## YOUR GOAL:
Set down the material once more, exactly as it appears.

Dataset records

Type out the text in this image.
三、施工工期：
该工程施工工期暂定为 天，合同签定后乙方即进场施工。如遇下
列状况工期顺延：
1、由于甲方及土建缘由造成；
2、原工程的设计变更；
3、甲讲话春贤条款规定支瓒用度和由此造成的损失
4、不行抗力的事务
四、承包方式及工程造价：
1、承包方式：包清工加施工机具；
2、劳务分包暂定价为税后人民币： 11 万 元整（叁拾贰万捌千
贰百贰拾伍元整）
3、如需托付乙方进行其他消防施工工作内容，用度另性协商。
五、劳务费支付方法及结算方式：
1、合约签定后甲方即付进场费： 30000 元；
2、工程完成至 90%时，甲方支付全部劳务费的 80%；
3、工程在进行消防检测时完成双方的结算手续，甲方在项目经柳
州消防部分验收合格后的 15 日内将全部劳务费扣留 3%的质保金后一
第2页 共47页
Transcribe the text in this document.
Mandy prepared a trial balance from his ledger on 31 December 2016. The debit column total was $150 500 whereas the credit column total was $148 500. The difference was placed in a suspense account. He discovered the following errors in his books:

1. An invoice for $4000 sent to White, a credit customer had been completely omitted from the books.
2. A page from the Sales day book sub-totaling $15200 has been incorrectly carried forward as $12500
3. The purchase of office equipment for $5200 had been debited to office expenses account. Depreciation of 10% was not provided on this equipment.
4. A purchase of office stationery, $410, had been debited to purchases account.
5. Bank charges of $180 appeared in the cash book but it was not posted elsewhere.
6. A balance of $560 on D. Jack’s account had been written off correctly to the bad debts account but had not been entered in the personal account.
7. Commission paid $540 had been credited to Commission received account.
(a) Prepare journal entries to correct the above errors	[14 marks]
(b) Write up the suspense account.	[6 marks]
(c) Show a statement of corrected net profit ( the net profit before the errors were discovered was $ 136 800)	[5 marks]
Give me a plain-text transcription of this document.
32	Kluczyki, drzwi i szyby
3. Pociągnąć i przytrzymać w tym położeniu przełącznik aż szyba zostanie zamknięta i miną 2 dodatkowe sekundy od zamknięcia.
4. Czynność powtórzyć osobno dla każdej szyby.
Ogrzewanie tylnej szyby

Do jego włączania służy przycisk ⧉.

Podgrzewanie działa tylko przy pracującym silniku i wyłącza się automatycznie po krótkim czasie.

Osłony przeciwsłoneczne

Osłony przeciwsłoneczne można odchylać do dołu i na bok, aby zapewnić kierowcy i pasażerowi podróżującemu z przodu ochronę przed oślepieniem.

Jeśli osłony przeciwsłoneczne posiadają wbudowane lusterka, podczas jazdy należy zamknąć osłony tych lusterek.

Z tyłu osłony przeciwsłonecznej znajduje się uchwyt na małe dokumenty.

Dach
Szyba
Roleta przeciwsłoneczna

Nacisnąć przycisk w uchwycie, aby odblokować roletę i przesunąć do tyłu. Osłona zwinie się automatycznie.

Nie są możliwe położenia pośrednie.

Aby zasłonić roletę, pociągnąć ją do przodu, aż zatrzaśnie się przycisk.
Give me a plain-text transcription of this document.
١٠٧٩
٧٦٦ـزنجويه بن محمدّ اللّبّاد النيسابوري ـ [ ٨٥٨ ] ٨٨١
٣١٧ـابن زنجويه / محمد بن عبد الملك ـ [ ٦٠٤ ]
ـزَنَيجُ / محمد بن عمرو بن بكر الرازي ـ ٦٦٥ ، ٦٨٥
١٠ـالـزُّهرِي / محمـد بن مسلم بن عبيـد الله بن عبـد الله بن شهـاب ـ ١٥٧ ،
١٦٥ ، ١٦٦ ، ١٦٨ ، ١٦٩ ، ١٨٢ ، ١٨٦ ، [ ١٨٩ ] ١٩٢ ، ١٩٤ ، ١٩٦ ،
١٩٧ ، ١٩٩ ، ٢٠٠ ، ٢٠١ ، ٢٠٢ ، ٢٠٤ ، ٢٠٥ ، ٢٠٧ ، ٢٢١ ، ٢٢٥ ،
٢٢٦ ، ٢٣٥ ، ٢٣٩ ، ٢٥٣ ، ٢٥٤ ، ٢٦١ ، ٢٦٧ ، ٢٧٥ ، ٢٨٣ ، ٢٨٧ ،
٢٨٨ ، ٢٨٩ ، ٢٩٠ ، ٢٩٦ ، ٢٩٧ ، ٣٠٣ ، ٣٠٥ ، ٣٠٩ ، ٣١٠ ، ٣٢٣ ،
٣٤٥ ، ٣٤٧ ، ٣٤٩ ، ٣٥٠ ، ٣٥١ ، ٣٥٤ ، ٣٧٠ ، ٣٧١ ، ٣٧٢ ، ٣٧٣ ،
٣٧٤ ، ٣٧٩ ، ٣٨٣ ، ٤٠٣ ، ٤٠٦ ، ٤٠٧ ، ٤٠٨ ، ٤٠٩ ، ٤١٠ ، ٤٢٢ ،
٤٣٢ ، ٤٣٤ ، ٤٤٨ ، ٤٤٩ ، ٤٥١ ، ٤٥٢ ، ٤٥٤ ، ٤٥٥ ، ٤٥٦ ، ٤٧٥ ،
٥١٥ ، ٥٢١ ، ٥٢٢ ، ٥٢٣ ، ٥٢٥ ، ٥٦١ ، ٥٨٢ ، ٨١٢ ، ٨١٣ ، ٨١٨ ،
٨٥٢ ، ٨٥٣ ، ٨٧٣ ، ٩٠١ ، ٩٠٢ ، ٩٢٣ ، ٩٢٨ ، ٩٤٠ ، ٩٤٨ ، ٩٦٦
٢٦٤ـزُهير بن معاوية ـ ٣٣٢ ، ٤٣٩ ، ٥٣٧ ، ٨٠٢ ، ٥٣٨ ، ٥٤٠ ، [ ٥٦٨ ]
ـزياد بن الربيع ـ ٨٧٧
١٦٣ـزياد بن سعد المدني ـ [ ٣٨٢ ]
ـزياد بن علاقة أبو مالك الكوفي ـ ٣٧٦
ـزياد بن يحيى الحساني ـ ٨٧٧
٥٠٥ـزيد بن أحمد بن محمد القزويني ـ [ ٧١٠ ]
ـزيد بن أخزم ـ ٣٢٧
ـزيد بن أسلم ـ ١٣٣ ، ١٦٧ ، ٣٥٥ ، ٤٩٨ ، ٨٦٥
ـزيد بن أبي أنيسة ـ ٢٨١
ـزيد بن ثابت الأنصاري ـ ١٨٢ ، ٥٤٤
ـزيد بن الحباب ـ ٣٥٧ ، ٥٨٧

## RESPONSE:
Type out the text in this image.
三、施工工期：
该工程施工工期暂定为 天，合同签定后乙方即进场施工。如遇下
列状况工期顺延：
1、由于甲方及土建缘由造成；
2、原工程的设计变更；
3、甲讲话春贤条款规定支瓒用度和由此造成的损失
4、不行抗力的事务
四、承包方式及工程造价：
1、承包方式：包清工加施工机具；
2、劳务分包暂定价为税后人民币： 11 万 元整（叁拾贰万捌千
贰百贰拾伍元整）
3、如需托付乙方进行其他消防施工工作内容，用度另性协商。
五、劳务费支付方法及结算方式：
1、合约签定后甲方即付进场费： 30000 元；
2、工程完成至 90%时，甲方支付全部劳务费的 80%；
3、工程在进行消防检测时完成双方的结算手续，甲方在项目经柳
州消防部分验收合格后的 15 日内将全部劳务费扣留 3%的质保金后一
第2页 共47页
Transcribe the text in this document.
Mandy prepared a trial balance from his ledger on 31 December 2016. The debit column total was $150 500 whereas the credit column total was $148 500. The difference was placed in a suspense account. He discovered the following errors in his books:

1. An invoice for $4000 sent to White, a credit customer had been completely omitted from the books.
2. A page from the Sales day book sub-totaling $15200 has been incorrectly carried forward as $12500
3. The purchase of office equipment for $5200 had been debited to office expenses account. Depreciation of 10% was not provided on this equipment.
4. A purchase of office stationery, $410, had been debited to purchases account.
5. Bank charges of $180 appeared in the cash book but it was not posted elsewhere.
6. A balance of $560 on D. Jack’s account had been written off correctly to the bad debts account but had not been entered in the personal account.
7. Commission paid $540 had been credited to Commission received account.
(a) Prepare journal entries to correct the above errors	[14 marks]
(b) Write up the suspense account.	[6 marks]
(c) Show a statement of corrected net profit ( the net profit before the errors were discovered was $ 136 800)	[5 marks]
Give me a plain-text transcription of this document.
32	Kluczyki, drzwi i szyby
3. Pociągnąć i przytrzymać w tym położeniu przełącznik aż szyba zostanie zamknięta i miną 2 dodatkowe sekundy od zamknięcia.
4. Czynność powtórzyć osobno dla każdej szyby.
Ogrzewanie tylnej szyby

Do jego włączania służy przycisk ⧉.

Podgrzewanie działa tylko przy pracującym silniku i wyłącza się automatycznie po krótkim czasie.

Osłony przeciwsłoneczne

Osłony przeciwsłoneczne można odchylać do dołu i na bok, aby zapewnić kierowcy i pasażerowi podróżującemu z przodu ochronę przed oślepieniem.

Jeśli osłony przeciwsłoneczne posiadają wbudowane lusterka, podczas jazdy należy zamknąć osłony tych lusterek.

Z tyłu osłony przeciwsłonecznej znajduje się uchwyt na małe dokumenty.

Dach
Szyba
Roleta przeciwsłoneczna

Nacisnąć przycisk w uchwycie, aby odblokować roletę i przesunąć do tyłu. Osłona zwinie się automatycznie.

Nie są możliwe położenia pośrednie.

Aby zasłonić roletę, pociągnąć ją do przodu, aż zatrzaśnie się przycisk.
Give me a plain-text transcription of this document.
١٠٧٩
٧٦٦ـزنجويه بن محمدّ اللّبّاد النيسابوري ـ [ ٨٥٨ ] ٨٨١
٣١٧ـابن زنجويه / محمد بن عبد الملك ـ [ ٦٠٤ ]
ـزَنَيجُ / محمد بن عمرو بن بكر الرازي ـ ٦٦٥ ، ٦٨٥
١٠ـالـزُّهرِي / محمـد بن مسلم بن عبيـد الله بن عبـد الله بن شهـاب ـ ١٥٧ ،
١٦٥ ، ١٦٦ ، ١٦٨ ، ١٦٩ ، ١٨٢ ، ١٨٦ ، [ ١٨٩ ] ١٩٢ ، ١٩٤ ، ١٩٦ ،
١٩٧ ، ١٩٩ ، ٢٠٠ ، ٢٠١ ، ٢٠٢ ، ٢٠٤ ، ٢٠٥ ، ٢٠٧ ، ٢٢١ ، ٢٢٥ ،
٢٢٦ ، ٢٣٥ ، ٢٣٩ ، ٢٥٣ ، ٢٥٤ ، ٢٦١ ، ٢٦٧ ، ٢٧٥ ، ٢٨٣ ، ٢٨٧ ،
٢٨٨ ، ٢٨٩ ، ٢٩٠ ، ٢٩٦ ، ٢٩٧ ، ٣٠٣ ، ٣٠٥ ، ٣٠٩ ، ٣١٠ ، ٣٢٣ ،
٣٤٥ ، ٣٤٧ ، ٣٤٩ ، ٣٥٠ ، ٣٥١ ، ٣٥٤ ، ٣٧٠ ، ٣٧١ ، ٣٧٢ ، ٣٧٣ ،
٣٧٤ ، ٣٧٩ ، ٣٨٣ ، ٤٠٣ ، ٤٠٦ ، ٤٠٧ ، ٤٠٨ ، ٤٠٩ ، ٤١٠ ، ٤٢٢ ،
٤٣٢ ، ٤٣٤ ، ٤٤٨ ، ٤٤٩ ، ٤٥١ ، ٤٥٢ ، ٤٥٤ ، ٤٥٥ ، ٤٥٦ ، ٤٧٥ ،
٥١٥ ، ٥٢١ ، ٥٢٢ ، ٥٢٣ ، ٥٢٥ ، ٥٦١ ، ٥٨٢ ، ٨١٢ ، ٨١٣ ، ٨١٨ ،
٨٥٢ ، ٨٥٣ ، ٨٧٣ ، ٩٠١ ، ٩٠٢ ، ٩٢٣ ، ٩٢٨ ، ٩٤٠ ، ٩٤٨ ، ٩٦٦
٢٦٤ـزُهير بن معاوية ـ ٣٣٢ ، ٤٣٩ ، ٥٣٧ ، ٨٠٢ ، ٥٣٨ ، ٥٤٠ ، [ ٥٦٨ ]
ـزياد بن الربيع ـ ٨٧٧
١٦٣ـزياد بن سعد المدني ـ [ ٣٨٢ ]
ـزياد بن علاقة أبو مالك الكوفي ـ ٣٧٦
ـزياد بن يحيى الحساني ـ ٨٧٧
٥٠٥ـزيد بن أحمد بن محمد القزويني ـ [ ٧١٠ ]
ـزيد بن أخزم ـ ٣٢٧
ـزيد بن أسلم ـ ١٣٣ ، ١٦٧ ، ٣٥٥ ، ٤٩٨ ، ٨٦٥
ـزيد بن أبي أنيسة ـ ٢٨١
ـزيد بن ثابت الأنصاري ـ ١٨٢ ، ٥٤٤
ـزيد بن الحباب ـ ٣٥٧ ، ٥٨٧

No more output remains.